WRITTEN EXERCISE
Scan the data below for the string "Management". Show every line where it turns up.

═══ RECORDED INFORMATION

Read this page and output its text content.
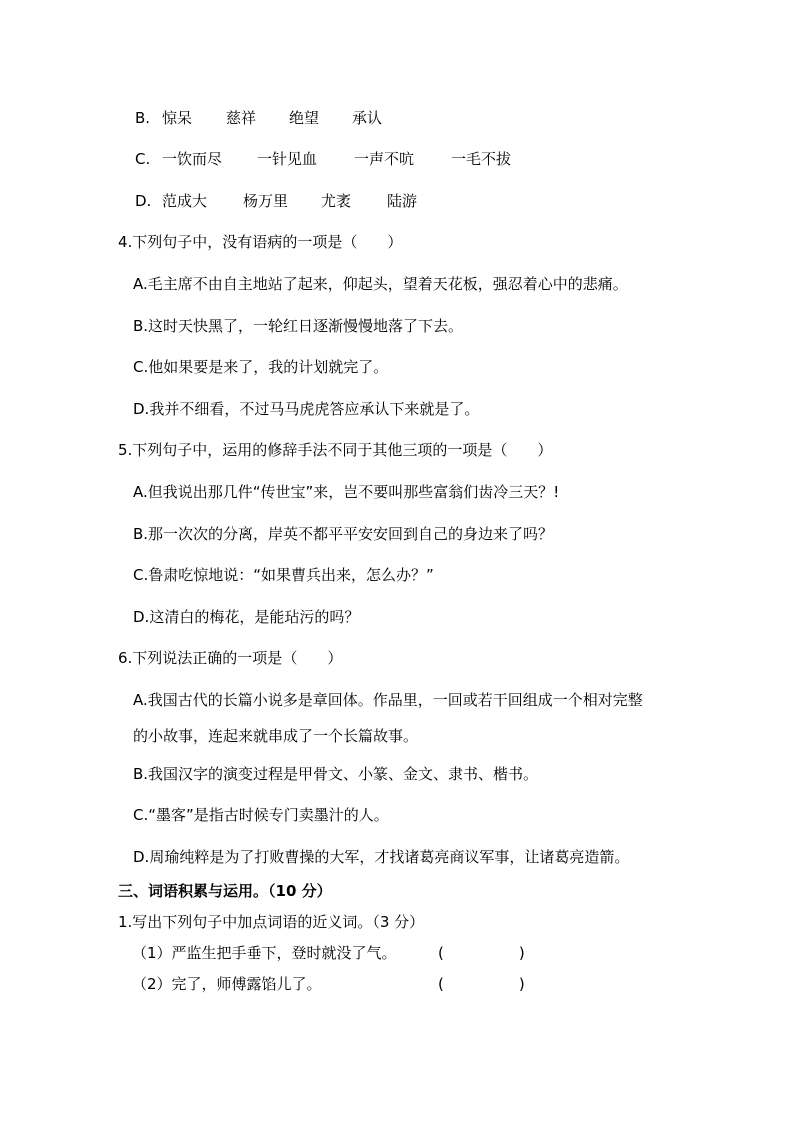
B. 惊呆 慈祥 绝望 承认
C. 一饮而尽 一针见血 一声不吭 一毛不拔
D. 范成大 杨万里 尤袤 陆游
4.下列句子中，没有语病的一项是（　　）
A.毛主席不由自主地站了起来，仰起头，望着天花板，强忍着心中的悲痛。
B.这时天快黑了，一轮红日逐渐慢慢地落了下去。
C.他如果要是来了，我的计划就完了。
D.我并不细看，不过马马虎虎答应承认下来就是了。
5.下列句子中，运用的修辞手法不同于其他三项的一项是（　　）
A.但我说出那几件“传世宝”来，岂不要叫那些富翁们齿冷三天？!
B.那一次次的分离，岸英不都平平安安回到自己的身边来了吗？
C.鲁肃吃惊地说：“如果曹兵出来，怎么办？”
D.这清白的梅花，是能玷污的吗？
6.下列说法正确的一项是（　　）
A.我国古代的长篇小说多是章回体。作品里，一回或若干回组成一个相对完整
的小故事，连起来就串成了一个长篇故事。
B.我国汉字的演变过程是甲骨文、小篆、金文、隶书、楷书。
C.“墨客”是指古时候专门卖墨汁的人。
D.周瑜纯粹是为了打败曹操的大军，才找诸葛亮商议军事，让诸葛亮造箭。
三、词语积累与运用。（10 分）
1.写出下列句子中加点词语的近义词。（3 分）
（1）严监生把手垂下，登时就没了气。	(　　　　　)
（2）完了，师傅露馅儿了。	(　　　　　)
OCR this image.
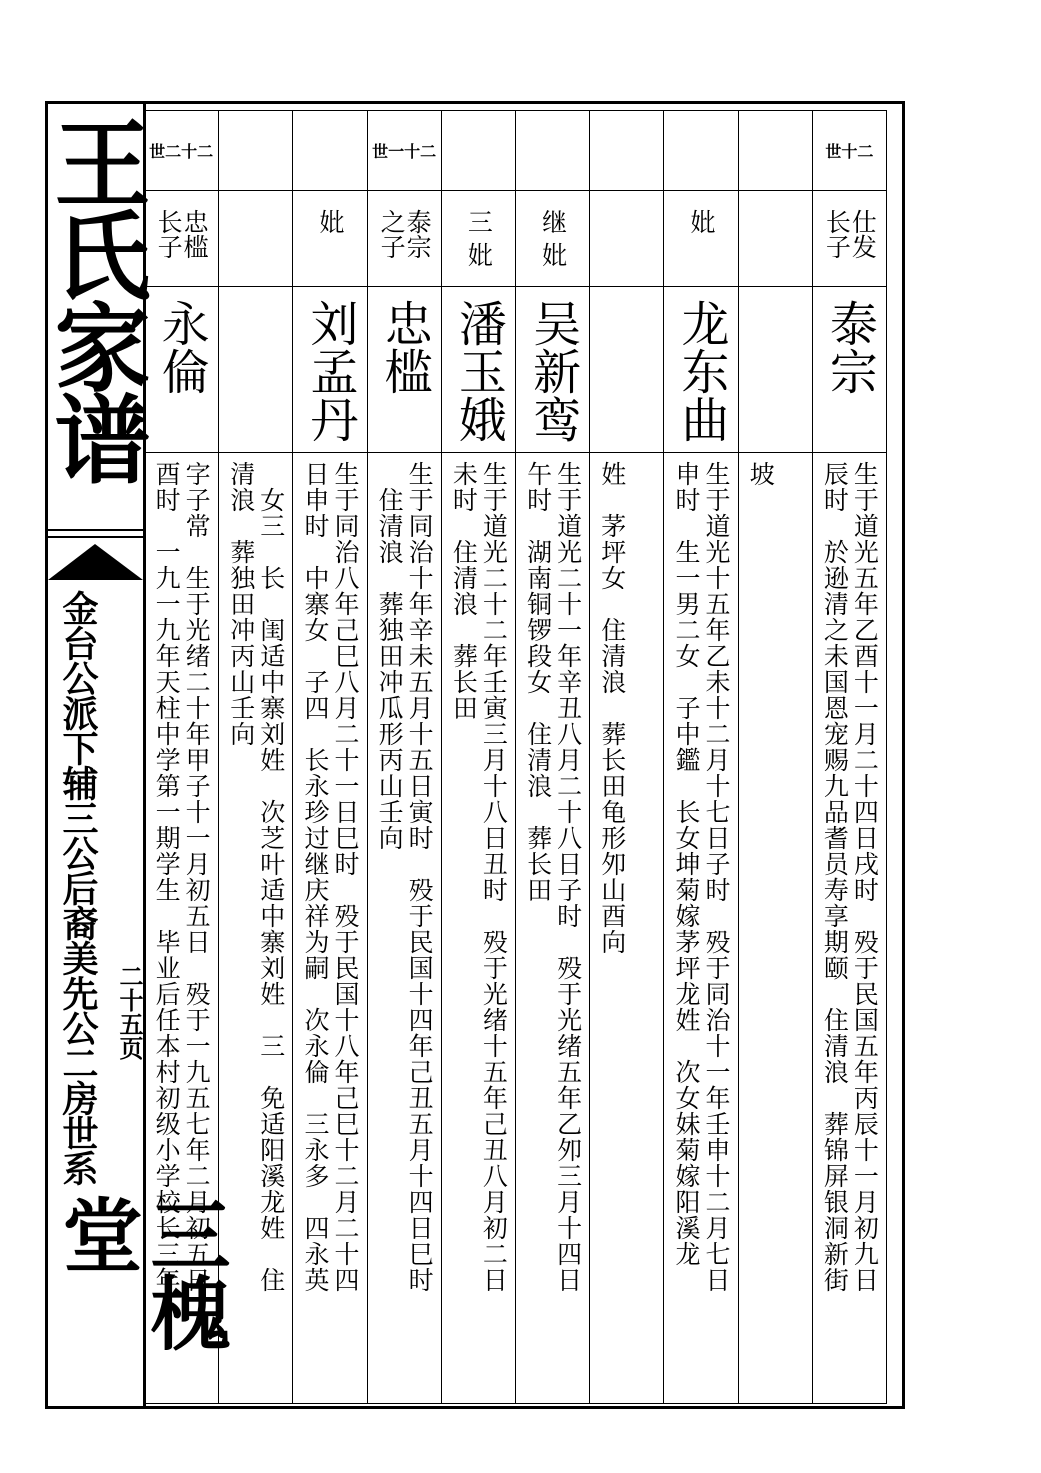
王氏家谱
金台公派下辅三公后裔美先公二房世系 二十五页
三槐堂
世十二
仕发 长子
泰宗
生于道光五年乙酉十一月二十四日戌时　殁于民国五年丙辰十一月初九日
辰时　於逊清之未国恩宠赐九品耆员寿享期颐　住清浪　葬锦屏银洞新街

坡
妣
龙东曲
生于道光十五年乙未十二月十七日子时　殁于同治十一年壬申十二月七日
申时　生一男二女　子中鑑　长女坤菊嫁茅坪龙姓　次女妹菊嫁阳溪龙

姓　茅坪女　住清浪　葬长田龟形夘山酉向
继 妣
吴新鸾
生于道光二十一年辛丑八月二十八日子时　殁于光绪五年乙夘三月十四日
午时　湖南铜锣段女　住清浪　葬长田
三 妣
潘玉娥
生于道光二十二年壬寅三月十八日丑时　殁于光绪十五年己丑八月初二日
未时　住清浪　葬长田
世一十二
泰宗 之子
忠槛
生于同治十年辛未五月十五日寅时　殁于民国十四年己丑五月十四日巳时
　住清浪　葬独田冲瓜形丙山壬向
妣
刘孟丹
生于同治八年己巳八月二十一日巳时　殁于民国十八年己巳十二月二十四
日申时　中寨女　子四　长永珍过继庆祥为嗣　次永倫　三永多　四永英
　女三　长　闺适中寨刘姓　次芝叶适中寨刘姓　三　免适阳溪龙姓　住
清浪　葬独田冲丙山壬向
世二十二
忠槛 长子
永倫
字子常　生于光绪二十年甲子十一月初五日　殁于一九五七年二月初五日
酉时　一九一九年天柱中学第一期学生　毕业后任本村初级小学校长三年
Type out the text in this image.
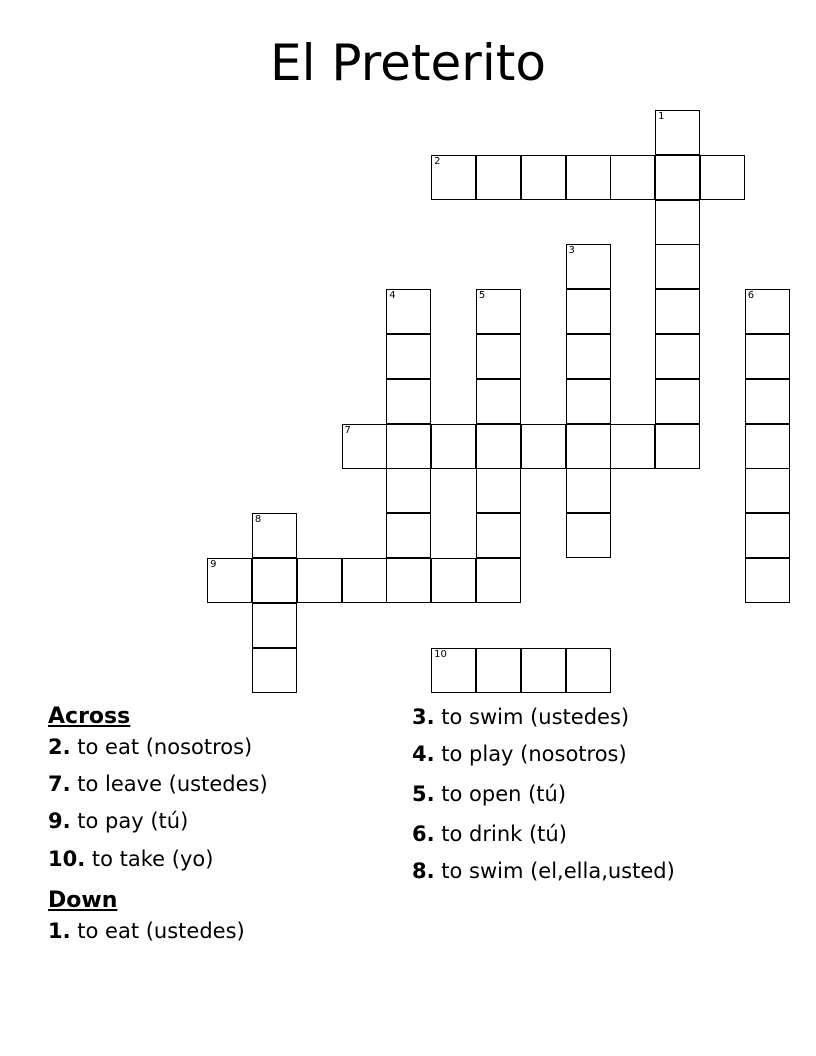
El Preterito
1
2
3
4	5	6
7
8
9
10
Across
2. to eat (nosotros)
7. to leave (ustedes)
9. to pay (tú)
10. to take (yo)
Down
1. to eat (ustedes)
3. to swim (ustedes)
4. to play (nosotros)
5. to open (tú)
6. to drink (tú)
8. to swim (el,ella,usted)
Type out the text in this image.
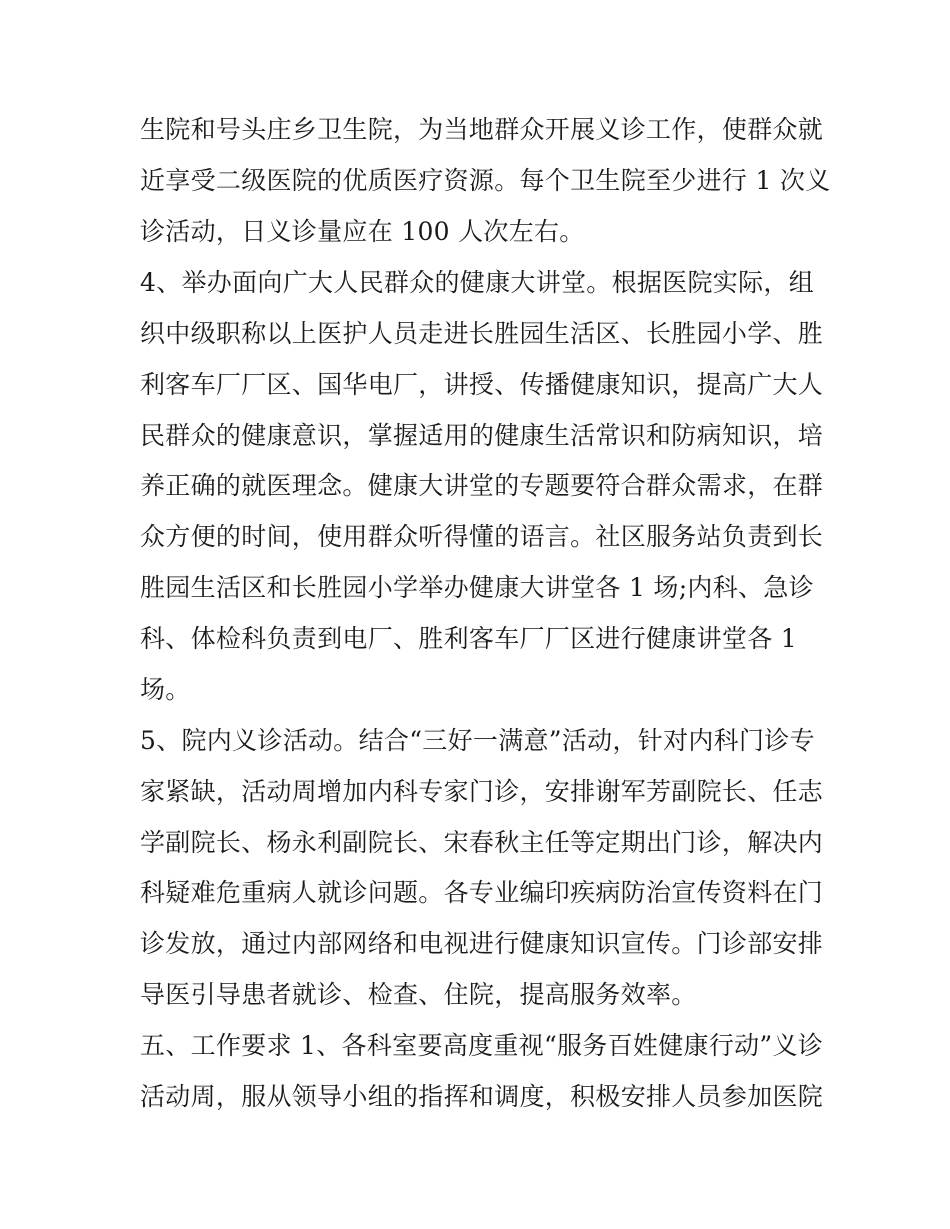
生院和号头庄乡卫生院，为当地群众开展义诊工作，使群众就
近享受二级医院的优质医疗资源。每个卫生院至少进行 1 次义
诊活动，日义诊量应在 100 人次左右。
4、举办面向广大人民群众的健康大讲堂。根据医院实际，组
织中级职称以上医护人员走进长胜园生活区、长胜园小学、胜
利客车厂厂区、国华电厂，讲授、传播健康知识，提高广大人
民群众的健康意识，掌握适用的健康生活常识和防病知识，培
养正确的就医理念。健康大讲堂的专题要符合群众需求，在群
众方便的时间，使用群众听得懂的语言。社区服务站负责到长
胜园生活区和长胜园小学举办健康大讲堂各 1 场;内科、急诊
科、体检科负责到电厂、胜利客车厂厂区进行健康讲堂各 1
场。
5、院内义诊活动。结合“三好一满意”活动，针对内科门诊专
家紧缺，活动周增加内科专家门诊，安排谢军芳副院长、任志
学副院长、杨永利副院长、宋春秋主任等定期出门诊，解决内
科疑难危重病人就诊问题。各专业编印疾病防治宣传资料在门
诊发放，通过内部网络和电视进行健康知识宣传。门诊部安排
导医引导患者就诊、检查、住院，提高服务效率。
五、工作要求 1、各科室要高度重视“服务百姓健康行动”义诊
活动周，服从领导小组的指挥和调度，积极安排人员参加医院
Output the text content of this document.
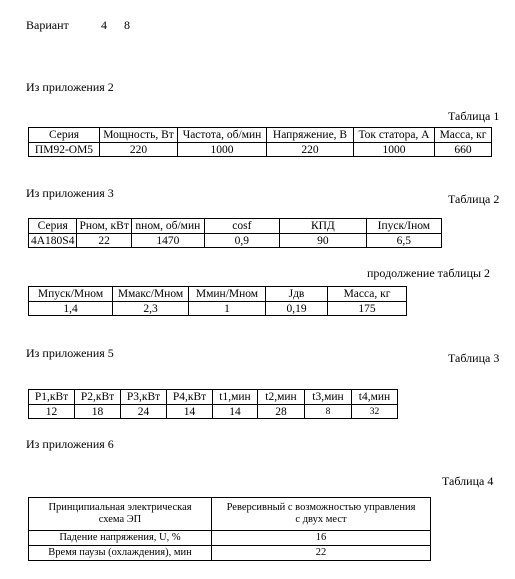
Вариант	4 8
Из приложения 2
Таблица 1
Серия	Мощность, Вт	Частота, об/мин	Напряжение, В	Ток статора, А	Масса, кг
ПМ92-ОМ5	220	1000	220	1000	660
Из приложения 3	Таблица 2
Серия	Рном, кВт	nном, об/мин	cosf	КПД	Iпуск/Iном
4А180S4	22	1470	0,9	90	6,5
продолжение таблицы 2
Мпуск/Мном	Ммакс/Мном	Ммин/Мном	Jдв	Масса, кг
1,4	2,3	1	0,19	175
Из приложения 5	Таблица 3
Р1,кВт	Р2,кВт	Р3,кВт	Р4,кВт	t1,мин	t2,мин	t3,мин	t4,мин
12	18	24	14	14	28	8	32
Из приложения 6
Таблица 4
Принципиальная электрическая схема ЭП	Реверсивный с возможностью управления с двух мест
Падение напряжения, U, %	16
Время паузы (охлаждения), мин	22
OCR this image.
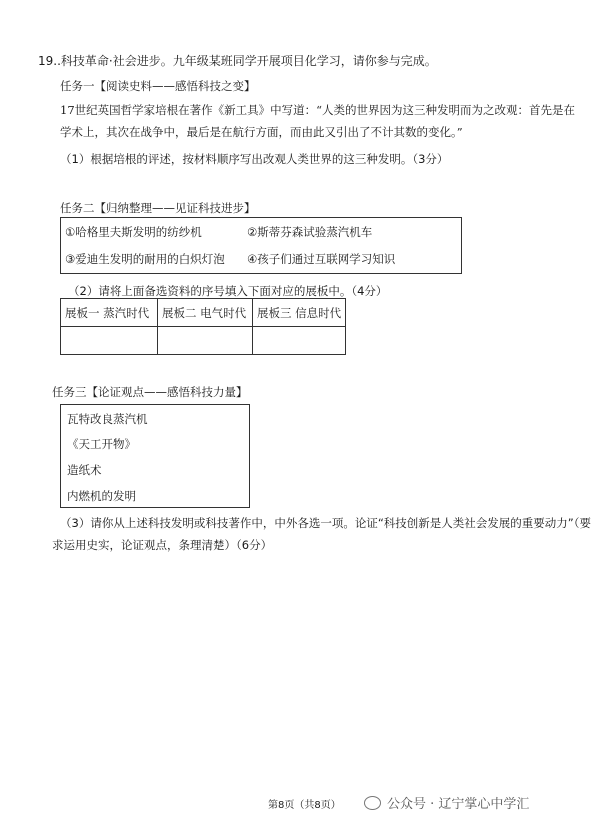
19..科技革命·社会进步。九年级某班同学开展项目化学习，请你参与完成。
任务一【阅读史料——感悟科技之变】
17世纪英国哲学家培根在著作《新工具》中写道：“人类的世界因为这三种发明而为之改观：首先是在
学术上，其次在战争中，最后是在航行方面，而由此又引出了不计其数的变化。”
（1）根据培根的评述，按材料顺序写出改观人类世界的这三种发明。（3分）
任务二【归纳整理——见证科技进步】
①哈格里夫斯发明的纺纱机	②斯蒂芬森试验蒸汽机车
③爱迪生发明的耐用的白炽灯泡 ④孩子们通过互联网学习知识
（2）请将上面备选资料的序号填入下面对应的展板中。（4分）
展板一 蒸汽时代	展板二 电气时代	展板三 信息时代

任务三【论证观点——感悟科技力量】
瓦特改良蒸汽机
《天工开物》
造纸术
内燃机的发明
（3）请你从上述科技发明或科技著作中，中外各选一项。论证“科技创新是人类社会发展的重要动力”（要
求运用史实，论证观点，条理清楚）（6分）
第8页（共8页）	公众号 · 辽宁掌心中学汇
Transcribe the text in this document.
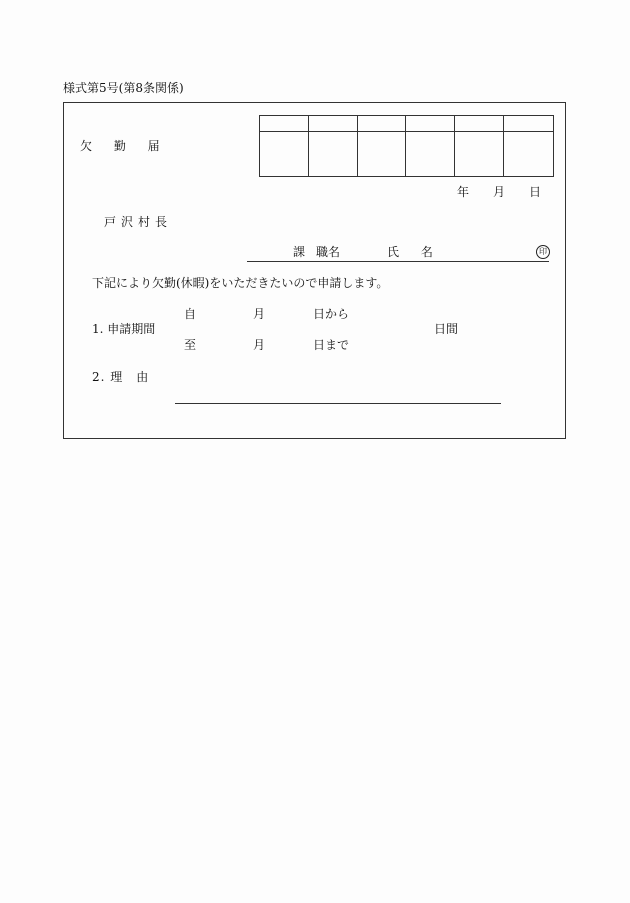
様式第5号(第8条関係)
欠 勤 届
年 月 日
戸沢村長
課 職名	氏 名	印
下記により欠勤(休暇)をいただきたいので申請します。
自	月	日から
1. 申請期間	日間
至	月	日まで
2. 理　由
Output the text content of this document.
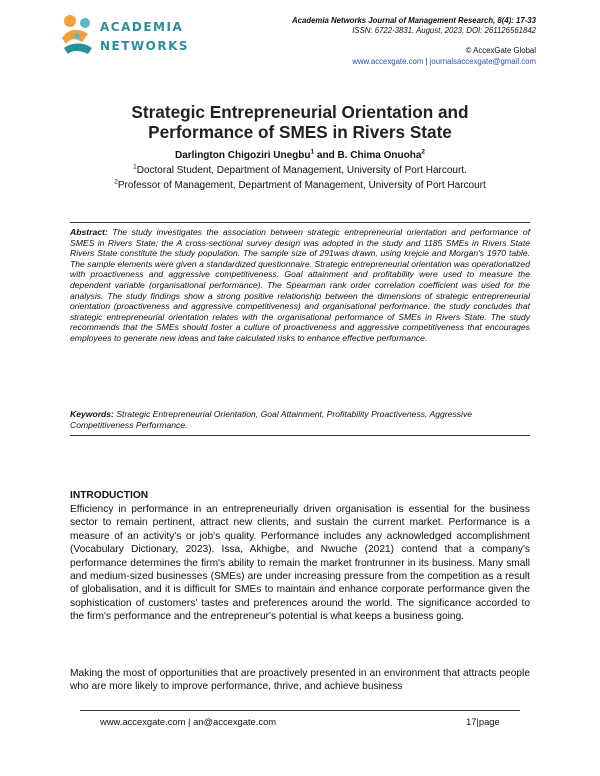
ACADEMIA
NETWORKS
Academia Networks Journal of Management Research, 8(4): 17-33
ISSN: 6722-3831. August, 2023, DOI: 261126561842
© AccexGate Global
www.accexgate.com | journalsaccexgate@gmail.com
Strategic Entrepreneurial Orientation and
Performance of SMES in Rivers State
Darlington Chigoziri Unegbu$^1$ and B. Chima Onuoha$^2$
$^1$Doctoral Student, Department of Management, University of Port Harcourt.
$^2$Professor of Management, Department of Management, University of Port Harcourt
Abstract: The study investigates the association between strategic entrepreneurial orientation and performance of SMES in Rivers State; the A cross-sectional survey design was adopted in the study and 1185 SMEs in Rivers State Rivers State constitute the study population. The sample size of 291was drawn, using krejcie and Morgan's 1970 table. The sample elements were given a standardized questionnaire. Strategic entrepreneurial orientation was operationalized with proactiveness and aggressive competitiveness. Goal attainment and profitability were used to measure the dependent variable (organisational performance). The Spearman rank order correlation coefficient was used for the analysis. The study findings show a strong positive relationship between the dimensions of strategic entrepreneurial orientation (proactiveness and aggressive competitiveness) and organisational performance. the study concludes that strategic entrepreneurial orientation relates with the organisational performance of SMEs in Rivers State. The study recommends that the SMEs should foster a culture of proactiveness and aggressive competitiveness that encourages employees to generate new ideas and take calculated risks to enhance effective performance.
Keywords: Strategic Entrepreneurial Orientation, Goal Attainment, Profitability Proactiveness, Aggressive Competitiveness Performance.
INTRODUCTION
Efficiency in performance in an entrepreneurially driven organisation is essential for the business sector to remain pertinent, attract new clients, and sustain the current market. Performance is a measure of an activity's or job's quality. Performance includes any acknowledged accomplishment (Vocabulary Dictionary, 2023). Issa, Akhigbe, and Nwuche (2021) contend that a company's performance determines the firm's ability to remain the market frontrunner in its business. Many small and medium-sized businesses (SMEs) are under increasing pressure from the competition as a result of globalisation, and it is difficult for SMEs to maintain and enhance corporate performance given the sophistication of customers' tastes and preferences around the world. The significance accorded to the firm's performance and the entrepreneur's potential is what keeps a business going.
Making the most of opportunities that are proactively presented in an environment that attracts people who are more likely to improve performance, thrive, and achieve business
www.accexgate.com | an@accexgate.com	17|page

══════

WRITTEN RESPONSE
Academia Networks Journal of Management Research, 8(4): 17-33
$^1$Doctoral Student, Department of Management, University of Port Harcourt.
$^2$Professor of Management, Department of Management, University of Port Harcourt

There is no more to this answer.